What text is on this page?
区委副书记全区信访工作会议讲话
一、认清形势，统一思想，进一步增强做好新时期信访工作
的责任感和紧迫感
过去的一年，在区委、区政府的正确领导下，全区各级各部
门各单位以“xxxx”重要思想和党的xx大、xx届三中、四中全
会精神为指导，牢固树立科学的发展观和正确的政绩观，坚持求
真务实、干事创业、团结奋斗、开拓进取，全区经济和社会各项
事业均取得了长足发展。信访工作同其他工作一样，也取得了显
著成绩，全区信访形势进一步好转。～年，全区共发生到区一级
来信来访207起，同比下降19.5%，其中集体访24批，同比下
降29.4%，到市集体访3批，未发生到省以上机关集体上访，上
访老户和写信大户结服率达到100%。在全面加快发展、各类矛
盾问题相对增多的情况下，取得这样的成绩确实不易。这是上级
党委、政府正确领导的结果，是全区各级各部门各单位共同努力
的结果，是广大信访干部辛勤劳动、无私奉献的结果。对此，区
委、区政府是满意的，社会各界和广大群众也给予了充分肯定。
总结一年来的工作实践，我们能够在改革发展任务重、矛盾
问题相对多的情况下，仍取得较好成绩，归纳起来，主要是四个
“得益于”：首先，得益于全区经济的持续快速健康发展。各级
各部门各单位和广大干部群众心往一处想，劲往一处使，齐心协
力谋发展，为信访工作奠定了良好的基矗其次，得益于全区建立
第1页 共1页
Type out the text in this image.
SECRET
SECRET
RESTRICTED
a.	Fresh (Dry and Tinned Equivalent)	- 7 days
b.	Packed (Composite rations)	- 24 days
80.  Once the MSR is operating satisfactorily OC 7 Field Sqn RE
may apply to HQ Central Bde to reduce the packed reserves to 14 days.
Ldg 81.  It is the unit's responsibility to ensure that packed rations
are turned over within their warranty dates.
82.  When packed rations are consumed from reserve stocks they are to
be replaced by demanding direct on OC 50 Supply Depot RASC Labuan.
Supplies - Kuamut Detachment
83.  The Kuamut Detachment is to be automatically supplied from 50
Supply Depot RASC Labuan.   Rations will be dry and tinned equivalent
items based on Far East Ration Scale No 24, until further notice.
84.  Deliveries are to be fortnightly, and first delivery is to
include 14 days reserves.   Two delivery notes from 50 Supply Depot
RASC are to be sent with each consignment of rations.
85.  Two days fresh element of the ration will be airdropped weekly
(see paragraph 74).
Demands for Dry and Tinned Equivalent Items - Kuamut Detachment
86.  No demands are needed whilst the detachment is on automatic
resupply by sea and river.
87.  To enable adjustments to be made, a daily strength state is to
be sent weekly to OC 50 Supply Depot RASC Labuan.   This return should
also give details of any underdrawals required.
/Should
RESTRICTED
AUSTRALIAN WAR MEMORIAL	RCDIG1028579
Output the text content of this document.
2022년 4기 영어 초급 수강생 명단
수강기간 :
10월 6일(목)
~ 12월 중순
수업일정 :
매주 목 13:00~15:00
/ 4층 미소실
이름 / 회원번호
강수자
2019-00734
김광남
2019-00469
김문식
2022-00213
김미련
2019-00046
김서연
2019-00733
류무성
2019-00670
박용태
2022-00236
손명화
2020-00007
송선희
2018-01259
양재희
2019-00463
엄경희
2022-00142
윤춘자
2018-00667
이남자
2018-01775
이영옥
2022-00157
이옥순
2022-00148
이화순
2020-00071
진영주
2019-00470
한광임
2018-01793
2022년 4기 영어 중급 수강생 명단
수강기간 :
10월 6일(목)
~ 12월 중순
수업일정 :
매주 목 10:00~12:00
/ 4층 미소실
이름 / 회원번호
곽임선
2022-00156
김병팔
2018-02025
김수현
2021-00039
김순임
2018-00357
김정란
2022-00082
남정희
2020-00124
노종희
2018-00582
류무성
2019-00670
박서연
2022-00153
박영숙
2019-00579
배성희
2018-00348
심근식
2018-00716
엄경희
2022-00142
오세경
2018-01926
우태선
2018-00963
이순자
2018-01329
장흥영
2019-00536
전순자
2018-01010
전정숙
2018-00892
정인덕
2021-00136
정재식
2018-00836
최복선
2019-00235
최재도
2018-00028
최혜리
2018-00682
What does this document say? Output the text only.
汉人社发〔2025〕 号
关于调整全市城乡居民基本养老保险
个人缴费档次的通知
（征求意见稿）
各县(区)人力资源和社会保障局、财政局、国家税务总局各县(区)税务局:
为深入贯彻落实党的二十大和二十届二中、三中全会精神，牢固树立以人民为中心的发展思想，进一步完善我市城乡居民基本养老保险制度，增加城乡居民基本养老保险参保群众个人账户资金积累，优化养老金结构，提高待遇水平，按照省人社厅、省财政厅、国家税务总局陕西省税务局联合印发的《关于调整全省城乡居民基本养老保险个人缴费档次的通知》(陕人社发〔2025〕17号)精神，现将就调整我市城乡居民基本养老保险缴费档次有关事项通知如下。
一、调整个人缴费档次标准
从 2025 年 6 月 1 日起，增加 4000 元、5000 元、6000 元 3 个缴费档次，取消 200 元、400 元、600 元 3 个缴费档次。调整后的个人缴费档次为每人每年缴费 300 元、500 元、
++++++++++
Copy all the records above exactly, missing none.

What text is on this page?
区委副书记全区信访工作会议讲话
一、认清形势，统一思想，进一步增强做好新时期信访工作
的责任感和紧迫感
过去的一年，在区委、区政府的正确领导下，全区各级各部
门各单位以“xxxx”重要思想和党的xx大、xx届三中、四中全
会精神为指导，牢固树立科学的发展观和正确的政绩观，坚持求
真务实、干事创业、团结奋斗、开拓进取，全区经济和社会各项
事业均取得了长足发展。信访工作同其他工作一样，也取得了显
著成绩，全区信访形势进一步好转。～年，全区共发生到区一级
来信来访207起，同比下降19.5%，其中集体访24批，同比下
降29.4%，到市集体访3批，未发生到省以上机关集体上访，上
访老户和写信大户结服率达到100%。在全面加快发展、各类矛
盾问题相对增多的情况下，取得这样的成绩确实不易。这是上级
党委、政府正确领导的结果，是全区各级各部门各单位共同努力
的结果，是广大信访干部辛勤劳动、无私奉献的结果。对此，区
委、区政府是满意的，社会各界和广大群众也给予了充分肯定。
总结一年来的工作实践，我们能够在改革发展任务重、矛盾
问题相对多的情况下，仍取得较好成绩，归纳起来，主要是四个
“得益于”：首先，得益于全区经济的持续快速健康发展。各级
各部门各单位和广大干部群众心往一处想，劲往一处使，齐心协
力谋发展，为信访工作奠定了良好的基矗其次，得益于全区建立
第1页 共1页
Type out the text in this image.
SECRET
SECRET
RESTRICTED
a.	Fresh (Dry and Tinned Equivalent)	- 7 days
b.	Packed (Composite rations)	- 24 days
80.  Once the MSR is operating satisfactorily OC 7 Field Sqn RE
may apply to HQ Central Bde to reduce the packed reserves to 14 days.
Ldg 81.  It is the unit's responsibility to ensure that packed rations
are turned over within their warranty dates.
82.  When packed rations are consumed from reserve stocks they are to
be replaced by demanding direct on OC 50 Supply Depot RASC Labuan.
Supplies - Kuamut Detachment
83.  The Kuamut Detachment is to be automatically supplied from 50
Supply Depot RASC Labuan.   Rations will be dry and tinned equivalent
items based on Far East Ration Scale No 24, until further notice.
84.  Deliveries are to be fortnightly, and first delivery is to
include 14 days reserves.   Two delivery notes from 50 Supply Depot
RASC are to be sent with each consignment of rations.
85.  Two days fresh element of the ration will be airdropped weekly
(see paragraph 74).
Demands for Dry and Tinned Equivalent Items - Kuamut Detachment
86.  No demands are needed whilst the detachment is on automatic
resupply by sea and river.
87.  To enable adjustments to be made, a daily strength state is to
be sent weekly to OC 50 Supply Depot RASC Labuan.   This return should
also give details of any underdrawals required.
/Should
RESTRICTED
AUSTRALIAN WAR MEMORIAL	RCDIG1028579
Output the text content of this document.
2022년 4기 영어 초급 수강생 명단
수강기간 :
10월 6일(목)
~ 12월 중순
수업일정 :
매주 목 13:00~15:00
/ 4층 미소실
이름 / 회원번호
강수자
2019-00734
김광남
2019-00469
김문식
2022-00213
김미련
2019-00046
김서연
2019-00733
류무성
2019-00670
박용태
2022-00236
손명화
2020-00007
송선희
2018-01259
양재희
2019-00463
엄경희
2022-00142
윤춘자
2018-00667
이남자
2018-01775
이영옥
2022-00157
이옥순
2022-00148
이화순
2020-00071
진영주
2019-00470
한광임
2018-01793
2022년 4기 영어 중급 수강생 명단
수강기간 :
10월 6일(목)
~ 12월 중순
수업일정 :
매주 목 10:00~12:00
/ 4층 미소실
이름 / 회원번호
곽임선
2022-00156
김병팔
2018-02025
김수현
2021-00039
김순임
2018-00357
김정란
2022-00082
남정희
2020-00124
노종희
2018-00582
류무성
2019-00670
박서연
2022-00153
박영숙
2019-00579
배성희
2018-00348
심근식
2018-00716
엄경희
2022-00142
오세경
2018-01926
우태선
2018-00963
이순자
2018-01329
장흥영
2019-00536
전순자
2018-01010
전정숙
2018-00892
정인덕
2021-00136
정재식
2018-00836
최복선
2019-00235
최재도
2018-00028
최혜리
2018-00682
What does this document say? Output the text only.
汉人社发〔2025〕 号
关于调整全市城乡居民基本养老保险
个人缴费档次的通知
（征求意见稿）
各县(区)人力资源和社会保障局、财政局、国家税务总局各县(区)税务局:
为深入贯彻落实党的二十大和二十届二中、三中全会精神，牢固树立以人民为中心的发展思想，进一步完善我市城乡居民基本养老保险制度，增加城乡居民基本养老保险参保群众个人账户资金积累，优化养老金结构，提高待遇水平，按照省人社厅、省财政厅、国家税务总局陕西省税务局联合印发的《关于调整全省城乡居民基本养老保险个人缴费档次的通知》(陕人社发〔2025〕17号)精神，现将就调整我市城乡居民基本养老保险缴费档次有关事项通知如下。
一、调整个人缴费档次标准
从 2025 年 6 月 1 日起，增加 4000 元、5000 元、6000 元 3 个缴费档次，取消 200 元、400 元、600 元 3 个缴费档次。调整后的个人缴费档次为每人每年缴费 300 元、500 元、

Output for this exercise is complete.